# [STATED EXERCISE]
Take the line containing "Extract all readable text from this page." and every line after it to the end of the records, and copy them exactly, excluding pictures.

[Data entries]
┄┄┄┄┄┄

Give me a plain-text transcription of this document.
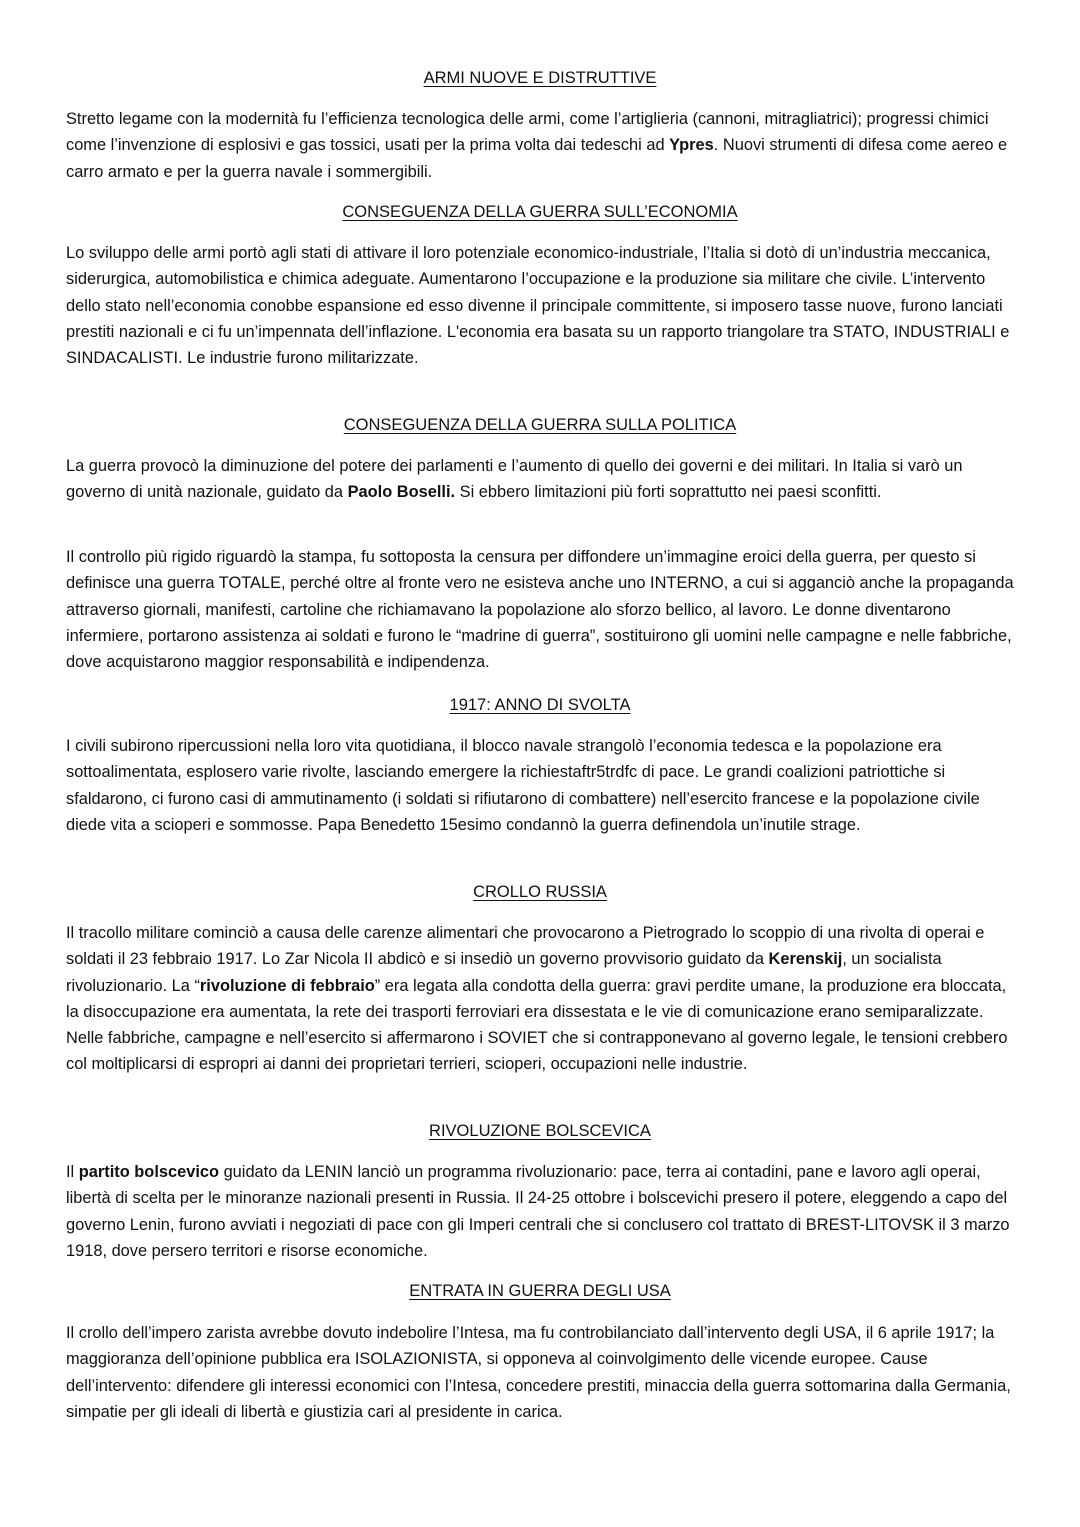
ARMI NUOVE E DISTRUTTIVE

Stretto legame con la modernità fu l’efficienza tecnologica delle armi, come l’artiglieria (cannoni, mitragliatrici); progressi chimici come l’invenzione di esplosivi e gas tossici, usati per la prima volta dai tedeschi ad Ypres. Nuovi strumenti di difesa come aereo e carro armato e per la guerra navale i sommergibili.

CONSEGUENZA DELLA GUERRA SULL’ECONOMIA

Lo sviluppo delle armi portò agli stati di attivare il loro potenziale economico-industriale, l’Italia si dotò di un’industria meccanica, siderurgica, automobilistica e chimica adeguate. Aumentarono l’occupazione e la produzione sia militare che civile. L’intervento dello stato nell’economia conobbe espansione ed esso divenne il principale committente, si imposero tasse nuove, furono lanciati prestiti nazionali e ci fu un’impennata dell’inflazione. L'economia era basata su un rapporto triangolare tra STATO, INDUSTRIALI e SINDACALISTI. Le industrie furono militarizzate.

CONSEGUENZA DELLA GUERRA SULLA POLITICA

La guerra provocò la diminuzione del potere dei parlamenti e l’aumento di quello dei governi e dei militari. In Italia si varò un governo di unità nazionale, guidato da Paolo Boselli. Si ebbero limitazioni più forti soprattutto nei paesi sconfitti.

Il controllo più rigido riguardò la stampa, fu sottoposta la censura per diffondere un’immagine eroici della guerra, per questo si definisce una guerra TOTALE, perché oltre al fronte vero ne esisteva anche uno INTERNO, a cui si agganciò anche la propaganda attraverso giornali, manifesti, cartoline che richiamavano la popolazione alo sforzo bellico, al lavoro. Le donne diventarono infermiere, portarono assistenza ai soldati e furono le “madrine di guerra”, sostituirono gli uomini nelle campagne e nelle fabbriche, dove acquistarono maggior responsabilità e indipendenza.

1917: ANNO DI SVOLTA

I civili subirono ripercussioni nella loro vita quotidiana, il blocco navale strangolò l’economia tedesca e la popolazione era sottoalimentata, esplosero varie rivolte, lasciando emergere la richiestaftr5trdfc di pace. Le grandi coalizioni patriottiche si sfaldarono, ci furono casi di ammutinamento (i soldati si rifiutarono di combattere) nell’esercito francese e la popolazione civile diede vita a scioperi e sommosse. Papa Benedetto 15esimo condannò la guerra definendola un’inutile strage.

CROLLO RUSSIA

Il tracollo militare cominciò a causa delle carenze alimentari che provocarono a Pietrogrado lo scoppio di una rivolta di operai e soldati il 23 febbraio 1917. Lo Zar Nicola II abdicò e si insediò un governo provvisorio guidato da Kerenskij, un socialista rivoluzionario. La “rivoluzione di febbraio” era legata alla condotta della guerra: gravi perdite umane, la produzione era bloccata, la disoccupazione era aumentata, la rete dei trasporti ferroviari era dissestata e le vie di comunicazione erano semiparalizzate. Nelle fabbriche, campagne e nell’esercito si affermarono i SOVIET che si contrapponevano al governo legale, le tensioni crebbero col moltiplicarsi di espropri ai danni dei proprietari terrieri, scioperi, occupazioni nelle industrie.

RIVOLUZIONE BOLSCEVICA

Il partito bolscevico guidato da LENIN lanciò un programma rivoluzionario: pace, terra ai contadini, pane e lavoro agli operai, libertà di scelta per le minoranze nazionali presenti in Russia. Il 24-25 ottobre i bolscevichi presero il potere, eleggendo a capo del governo Lenin, furono avviati i negoziati di pace con gli Imperi centrali che si conclusero col trattato di BREST-LITOVSK il 3 marzo 1918, dove persero territori e risorse economiche.

ENTRATA IN GUERRA DEGLI USA

Il crollo dell’impero zarista avrebbe dovuto indebolire l’Intesa, ma fu controbilanciato dall’intervento degli USA, il 6 aprile 1917; la maggioranza dell’opinione pubblica era ISOLAZIONISTA, si opponeva al coinvolgimento delle vicende europee. Cause dell’intervento: difendere gli interessi economici con l’Intesa, concedere prestiti, minaccia della guerra sottomarina dalla Germania, simpatie per gli ideali di libertà e giustizia cari al presidente in carica.
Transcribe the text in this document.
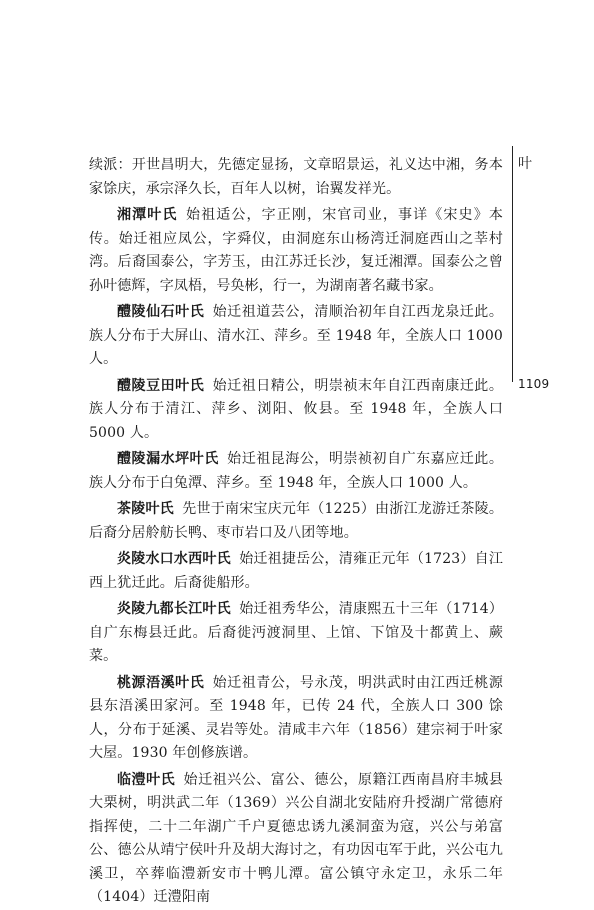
叶
1109

续派：开世昌明大，先德定显扬，文章昭景运，礼义达中湘，务本家馀庆，承宗泽久长，百年人以树，诒翼发祥光。

湘潭叶氏 始祖适公，字正刚，宋官司业，事详《宋史》本传。始迁祖应凤公，字舜仪，由洞庭东山杨湾迁洞庭西山之莘村湾。后裔国泰公，字芳玉，由江苏迁长沙，复迁湘潭。国泰公之曾孙叶德辉，字凤梧，号奂彬，行一，为湖南著名藏书家。

醴陵仙石叶氏 始迁祖道芸公，清顺治初年自江西龙泉迁此。族人分布于大屏山、清水江、萍乡。至 1948 年，全族人口 1000 人。

醴陵豆田叶氏 始迁祖日精公，明崇祯末年自江西南康迁此。族人分布于清江、萍乡、浏阳、攸县。至 1948 年，全族人口 5000 人。

醴陵漏水坪叶氏 始迁祖昆海公，明崇祯初自广东嘉应迁此。族人分布于白兔潭、萍乡。至 1948 年，全族人口 1000 人。

茶陵叶氏 先世于南宋宝庆元年（1225）由浙江龙游迁茶陵。后裔分居舲舫长鸭、枣市岩口及八团等地。

炎陵水口水西叶氏 始迁祖捷岳公，清雍正元年（1723）自江西上犹迁此。后裔徙船形。

炎陵九都长江叶氏 始迁祖秀华公，清康熙五十三年（1714）自广东梅县迁此。后裔徙沔渡洞里、上馆、下馆及十都黄上、蕨菜。

桃源浯溪叶氏 始迁祖青公，号永茂，明洪武时由江西迁桃源县东浯溪田家河。至 1948 年，已传 24 代，全族人口 300 馀人，分布于延溪、灵岩等处。清咸丰六年（1856）建宗祠于叶家大屋。1930 年创修族谱。

临澧叶氏 始迁祖兴公、富公、德公，原籍江西南昌府丰城县大栗树，明洪武二年（1369）兴公自湖北安陆府升授湖广常德府指挥使，二十二年湖广千户夏德忠诱九溪洞蛮为寇，兴公与弟富公、德公从靖宁侯叶升及胡大海讨之，有功因屯军于此，兴公屯九溪卫，卒葬临澧新安市十鸭儿潭。富公镇守永定卫，永乐二年（1404）迁澧阳南
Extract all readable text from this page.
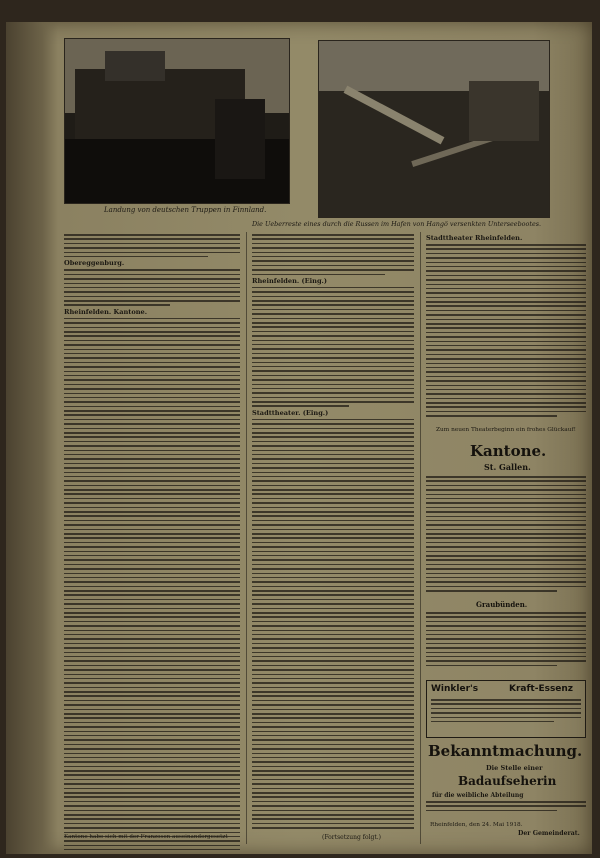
Landung von deutschen Truppen in Finnland.
Die Ueberreste eines durch die Russen im Hafen von Hangö versenkten Unterseebootes.
Obereggenburg.
Rheinfelden. Kantone.
Kantone habe sich mit der Franzosen auseinandergesetzt
Rheinfelden. (Eing.)
Stadttheater. (Eing.)
(Fortsetzung folgt.)
Stadttheater Rheinfelden.
Zum neuen Theaterbeginn ein frohes Glückauf!
Kantone.
St. Gallen.
Graubünden.
Winkler's	Kraft-Essenz
Bekanntmachung.
Die Stelle einer
Badaufseherin
für die weibliche Abteilung
Rheinfelden, den 24. Mai 1918.
Der Gemeinderat.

┄┄┄┄┄┄

# [RESPONSE TO THIS TASK]
Extract all readable text from this page.
Landung von deutschen Truppen in Finnland.
Die Ueberreste eines durch die Russen im Hafen von Hangö versenkten Unterseebootes.
Obereggenburg.
Rheinfelden. Kantone.
Kantone habe sich mit der Franzosen auseinandergesetzt
Rheinfelden. (Eing.)
Stadttheater. (Eing.)
(Fortsetzung folgt.)
Stadttheater Rheinfelden.
Zum neuen Theaterbeginn ein frohes Glückauf!
Kantone.
St. Gallen.
Graubünden.
Winkler's	Kraft-Essenz
Bekanntmachung.
Die Stelle einer
Badaufseherin
für die weibliche Abteilung
Rheinfelden, den 24. Mai 1918.
Der Gemeinderat.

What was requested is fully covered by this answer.